### To be done
Return every line of the records below verbatim, with no pictures in the copy.

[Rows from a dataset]
- - -
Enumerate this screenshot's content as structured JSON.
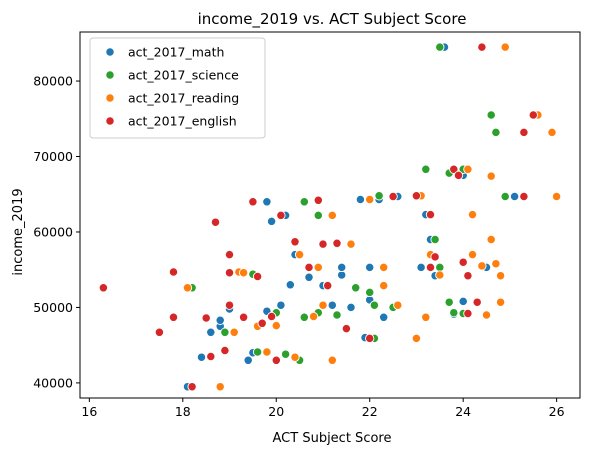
{
  "chart_data": {
    "type": "scatter",
    "title": "income_2019 vs. ACT Subject Score",
    "xlabel": "ACT Subject Score",
    "ylabel": "income_2019",
    "xlim": [
      15.8,
      26.5
    ],
    "ylim": [
      38000,
      86500
    ],
    "xticks": [
      16,
      18,
      20,
      22,
      24,
      26
    ],
    "yticks": [
      40000,
      50000,
      60000,
      70000,
      80000
    ],
    "grid": false,
    "legend_position": "top-left",
    "series": [
      {
        "name": "act_2017_math",
        "color": "#1f77b4",
        "points": [
          [
            18.1,
            39500
          ],
          [
            19.4,
            43000
          ],
          [
            19.5,
            44000
          ],
          [
            18.4,
            43400
          ],
          [
            18.6,
            46700
          ],
          [
            18.8,
            47500
          ],
          [
            18.8,
            48300
          ],
          [
            19.0,
            49800
          ],
          [
            19.8,
            49500
          ],
          [
            20.1,
            50300
          ],
          [
            20.3,
            53000
          ],
          [
            20.4,
            57000
          ],
          [
            19.8,
            64000
          ],
          [
            19.9,
            61400
          ],
          [
            20.2,
            62200
          ],
          [
            20.7,
            54000
          ],
          [
            21.0,
            52900
          ],
          [
            21.2,
            50300
          ],
          [
            21.4,
            54300
          ],
          [
            21.4,
            55300
          ],
          [
            21.6,
            50000
          ],
          [
            21.9,
            46000
          ],
          [
            22.0,
            51000
          ],
          [
            21.8,
            64300
          ],
          [
            22.2,
            64300
          ],
          [
            22.6,
            64700
          ],
          [
            22.3,
            48700
          ],
          [
            23.2,
            62300
          ],
          [
            23.3,
            59000
          ],
          [
            23.4,
            54200
          ],
          [
            23.8,
            49100
          ],
          [
            24.0,
            50800
          ],
          [
            24.0,
            67500
          ],
          [
            24.5,
            55300
          ],
          [
            25.1,
            64700
          ],
          [
            25.3,
            73200
          ],
          [
            23.1,
            55300
          ],
          [
            23.6,
            84500
          ],
          [
            22.0,
            55300
          ]
        ]
      },
      {
        "name": "act_2017_science",
        "color": "#2ca02c",
        "points": [
          [
            18.2,
            52600
          ],
          [
            18.9,
            46700
          ],
          [
            19.3,
            48700
          ],
          [
            19.5,
            54400
          ],
          [
            19.6,
            44100
          ],
          [
            20.0,
            49300
          ],
          [
            20.2,
            43800
          ],
          [
            20.5,
            43000
          ],
          [
            20.6,
            48700
          ],
          [
            20.6,
            64000
          ],
          [
            20.9,
            62200
          ],
          [
            20.9,
            49300
          ],
          [
            21.3,
            49000
          ],
          [
            21.3,
            58400
          ],
          [
            21.7,
            52600
          ],
          [
            22.1,
            45900
          ],
          [
            22.1,
            50300
          ],
          [
            22.2,
            64800
          ],
          [
            22.5,
            50000
          ],
          [
            23.2,
            68300
          ],
          [
            23.4,
            59000
          ],
          [
            23.5,
            55300
          ],
          [
            23.7,
            50700
          ],
          [
            23.8,
            49300
          ],
          [
            24.0,
            49200
          ],
          [
            24.0,
            68300
          ],
          [
            24.6,
            75500
          ],
          [
            24.7,
            73200
          ],
          [
            24.9,
            64700
          ],
          [
            23.5,
            84500
          ],
          [
            23.7,
            67800
          ],
          [
            22.0,
            52000
          ]
        ]
      },
      {
        "name": "act_2017_reading",
        "color": "#ff7f0e",
        "points": [
          [
            18.1,
            52600
          ],
          [
            18.8,
            39500
          ],
          [
            19.1,
            46700
          ],
          [
            19.2,
            54700
          ],
          [
            19.6,
            47500
          ],
          [
            19.8,
            44100
          ],
          [
            19.9,
            48700
          ],
          [
            20.0,
            47600
          ],
          [
            20.4,
            43400
          ],
          [
            20.5,
            57000
          ],
          [
            20.8,
            48800
          ],
          [
            20.9,
            64200
          ],
          [
            21.0,
            50300
          ],
          [
            21.1,
            53000
          ],
          [
            21.2,
            43000
          ],
          [
            21.2,
            62200
          ],
          [
            21.6,
            58400
          ],
          [
            22.0,
            64300
          ],
          [
            22.3,
            55300
          ],
          [
            22.3,
            52900
          ],
          [
            22.6,
            50300
          ],
          [
            23.0,
            45900
          ],
          [
            23.2,
            48700
          ],
          [
            23.1,
            64800
          ],
          [
            23.3,
            57000
          ],
          [
            23.5,
            54300
          ],
          [
            24.0,
            56000
          ],
          [
            24.1,
            68300
          ],
          [
            24.2,
            62300
          ],
          [
            24.4,
            55500
          ],
          [
            24.5,
            49000
          ],
          [
            24.7,
            55800
          ],
          [
            24.8,
            50700
          ],
          [
            24.8,
            54200
          ],
          [
            24.9,
            84500
          ],
          [
            25.6,
            75500
          ],
          [
            25.9,
            73200
          ],
          [
            26.0,
            64700
          ],
          [
            24.6,
            67400
          ],
          [
            24.6,
            59000
          ],
          [
            24.2,
            57000
          ],
          [
            19.3,
            54600
          ],
          [
            20.9,
            55300
          ]
        ]
      },
      {
        "name": "act_2017_english",
        "color": "#d62728",
        "points": [
          [
            16.3,
            52600
          ],
          [
            17.5,
            46700
          ],
          [
            17.8,
            54700
          ],
          [
            17.8,
            48700
          ],
          [
            18.2,
            39500
          ],
          [
            18.5,
            48600
          ],
          [
            18.6,
            43500
          ],
          [
            18.7,
            61300
          ],
          [
            18.9,
            44300
          ],
          [
            19.0,
            50300
          ],
          [
            19.0,
            57000
          ],
          [
            19.0,
            54600
          ],
          [
            19.3,
            48700
          ],
          [
            19.5,
            64000
          ],
          [
            19.6,
            54100
          ],
          [
            19.7,
            47900
          ],
          [
            19.9,
            48800
          ],
          [
            20.0,
            43000
          ],
          [
            20.1,
            62200
          ],
          [
            20.4,
            58700
          ],
          [
            20.7,
            55300
          ],
          [
            21.0,
            58400
          ],
          [
            20.9,
            64200
          ],
          [
            21.1,
            52900
          ],
          [
            21.3,
            58500
          ],
          [
            21.5,
            47200
          ],
          [
            22.0,
            45900
          ],
          [
            22.5,
            64700
          ],
          [
            23.0,
            64800
          ],
          [
            23.3,
            55300
          ],
          [
            23.4,
            56700
          ],
          [
            23.8,
            68300
          ],
          [
            23.9,
            67500
          ],
          [
            24.0,
            56000
          ],
          [
            24.1,
            54200
          ],
          [
            24.1,
            49200
          ],
          [
            24.3,
            50700
          ],
          [
            24.4,
            84500
          ],
          [
            25.3,
            64700
          ],
          [
            25.5,
            75500
          ],
          [
            25.3,
            73200
          ],
          [
            23.3,
            62300
          ]
        ]
      }
    ]
  }
}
- - -
### Task answer
Enumerate this screenshot's content as structured JSON.
{
  "chart_data": {
    "type": "scatter",
    "title": "income_2019 vs. ACT Subject Score",
    "xlabel": "ACT Subject Score",
    "ylabel": "income_2019",
    "xlim": [
      15.8,
      26.5
    ],
    "ylim": [
      38000,
      86500
    ],
    "xticks": [
      16,
      18,
      20,
      22,
      24,
      26
    ],
    "yticks": [
      40000,
      50000,
      60000,
      70000,
      80000
    ],
    "grid": false,
    "legend_position": "top-left",
    "series": [
      {
        "name": "act_2017_math",
        "color": "#1f77b4",
        "points": [
          [
            18.1,
            39500
          ],
          [
            19.4,
            43000
          ],
          [
            19.5,
            44000
          ],
          [
            18.4,
            43400
          ],
          [
            18.6,
            46700
          ],
          [
            18.8,
            47500
          ],
          [
            18.8,
            48300
          ],
          [
            19.0,
            49800
          ],
          [
            19.8,
            49500
          ],
          [
            20.1,
            50300
          ],
          [
            20.3,
            53000
          ],
          [
            20.4,
            57000
          ],
          [
            19.8,
            64000
          ],
          [
            19.9,
            61400
          ],
          [
            20.2,
            62200
          ],
          [
            20.7,
            54000
          ],
          [
            21.0,
            52900
          ],
          [
            21.2,
            50300
          ],
          [
            21.4,
            54300
          ],
          [
            21.4,
            55300
          ],
          [
            21.6,
            50000
          ],
          [
            21.9,
            46000
          ],
          [
            22.0,
            51000
          ],
          [
            21.8,
            64300
          ],
          [
            22.2,
            64300
          ],
          [
            22.6,
            64700
          ],
          [
            22.3,
            48700
          ],
          [
            23.2,
            62300
          ],
          [
            23.3,
            59000
          ],
          [
            23.4,
            54200
          ],
          [
            23.8,
            49100
          ],
          [
            24.0,
            50800
          ],
          [
            24.0,
            67500
          ],
          [
            24.5,
            55300
          ],
          [
            25.1,
            64700
          ],
          [
            25.3,
            73200
          ],
          [
            23.1,
            55300
          ],
          [
            23.6,
            84500
          ],
          [
            22.0,
            55300
          ]
        ]
      },
      {
        "name": "act_2017_science",
        "color": "#2ca02c",
        "points": [
          [
            18.2,
            52600
          ],
          [
            18.9,
            46700
          ],
          [
            19.3,
            48700
          ],
          [
            19.5,
            54400
          ],
          [
            19.6,
            44100
          ],
          [
            20.0,
            49300
          ],
          [
            20.2,
            43800
          ],
          [
            20.5,
            43000
          ],
          [
            20.6,
            48700
          ],
          [
            20.6,
            64000
          ],
          [
            20.9,
            62200
          ],
          [
            20.9,
            49300
          ],
          [
            21.3,
            49000
          ],
          [
            21.3,
            58400
          ],
          [
            21.7,
            52600
          ],
          [
            22.1,
            45900
          ],
          [
            22.1,
            50300
          ],
          [
            22.2,
            64800
          ],
          [
            22.5,
            50000
          ],
          [
            23.2,
            68300
          ],
          [
            23.4,
            59000
          ],
          [
            23.5,
            55300
          ],
          [
            23.7,
            50700
          ],
          [
            23.8,
            49300
          ],
          [
            24.0,
            49200
          ],
          [
            24.0,
            68300
          ],
          [
            24.6,
            75500
          ],
          [
            24.7,
            73200
          ],
          [
            24.9,
            64700
          ],
          [
            23.5,
            84500
          ],
          [
            23.7,
            67800
          ],
          [
            22.0,
            52000
          ]
        ]
      },
      {
        "name": "act_2017_reading",
        "color": "#ff7f0e",
        "points": [
          [
            18.1,
            52600
          ],
          [
            18.8,
            39500
          ],
          [
            19.1,
            46700
          ],
          [
            19.2,
            54700
          ],
          [
            19.6,
            47500
          ],
          [
            19.8,
            44100
          ],
          [
            19.9,
            48700
          ],
          [
            20.0,
            47600
          ],
          [
            20.4,
            43400
          ],
          [
            20.5,
            57000
          ],
          [
            20.8,
            48800
          ],
          [
            20.9,
            64200
          ],
          [
            21.0,
            50300
          ],
          [
            21.1,
            53000
          ],
          [
            21.2,
            43000
          ],
          [
            21.2,
            62200
          ],
          [
            21.6,
            58400
          ],
          [
            22.0,
            64300
          ],
          [
            22.3,
            55300
          ],
          [
            22.3,
            52900
          ],
          [
            22.6,
            50300
          ],
          [
            23.0,
            45900
          ],
          [
            23.2,
            48700
          ],
          [
            23.1,
            64800
          ],
          [
            23.3,
            57000
          ],
          [
            23.5,
            54300
          ],
          [
            24.0,
            56000
          ],
          [
            24.1,
            68300
          ],
          [
            24.2,
            62300
          ],
          [
            24.4,
            55500
          ],
          [
            24.5,
            49000
          ],
          [
            24.7,
            55800
          ],
          [
            24.8,
            50700
          ],
          [
            24.8,
            54200
          ],
          [
            24.9,
            84500
          ],
          [
            25.6,
            75500
          ],
          [
            25.9,
            73200
          ],
          [
            26.0,
            64700
          ],
          [
            24.6,
            67400
          ],
          [
            24.6,
            59000
          ],
          [
            24.2,
            57000
          ],
          [
            19.3,
            54600
          ],
          [
            20.9,
            55300
          ]
        ]
      },
      {
        "name": "act_2017_english",
        "color": "#d62728",
        "points": [
          [
            16.3,
            52600
          ],
          [
            17.5,
            46700
          ],
          [
            17.8,
            54700
          ],
          [
            17.8,
            48700
          ],
          [
            18.2,
            39500
          ],
          [
            18.5,
            48600
          ],
          [
            18.6,
            43500
          ],
          [
            18.7,
            61300
          ],
          [
            18.9,
            44300
          ],
          [
            19.0,
            50300
          ],
          [
            19.0,
            57000
          ],
          [
            19.0,
            54600
          ],
          [
            19.3,
            48700
          ],
          [
            19.5,
            64000
          ],
          [
            19.6,
            54100
          ],
          [
            19.7,
            47900
          ],
          [
            19.9,
            48800
          ],
          [
            20.0,
            43000
          ],
          [
            20.1,
            62200
          ],
          [
            20.4,
            58700
          ],
          [
            20.7,
            55300
          ],
          [
            21.0,
            58400
          ],
          [
            20.9,
            64200
          ],
          [
            21.1,
            52900
          ],
          [
            21.3,
            58500
          ],
          [
            21.5,
            47200
          ],
          [
            22.0,
            45900
          ],
          [
            22.5,
            64700
          ],
          [
            23.0,
            64800
          ],
          [
            23.3,
            55300
          ],
          [
            23.4,
            56700
          ],
          [
            23.8,
            68300
          ],
          [
            23.9,
            67500
          ],
          [
            24.0,
            56000
          ],
          [
            24.1,
            54200
          ],
          [
            24.1,
            49200
          ],
          [
            24.3,
            50700
          ],
          [
            24.4,
            84500
          ],
          [
            25.3,
            64700
          ],
          [
            25.5,
            75500
          ],
          [
            25.3,
            73200
          ],
          [
            23.3,
            62300
          ]
        ]
      }
    ]
  }
}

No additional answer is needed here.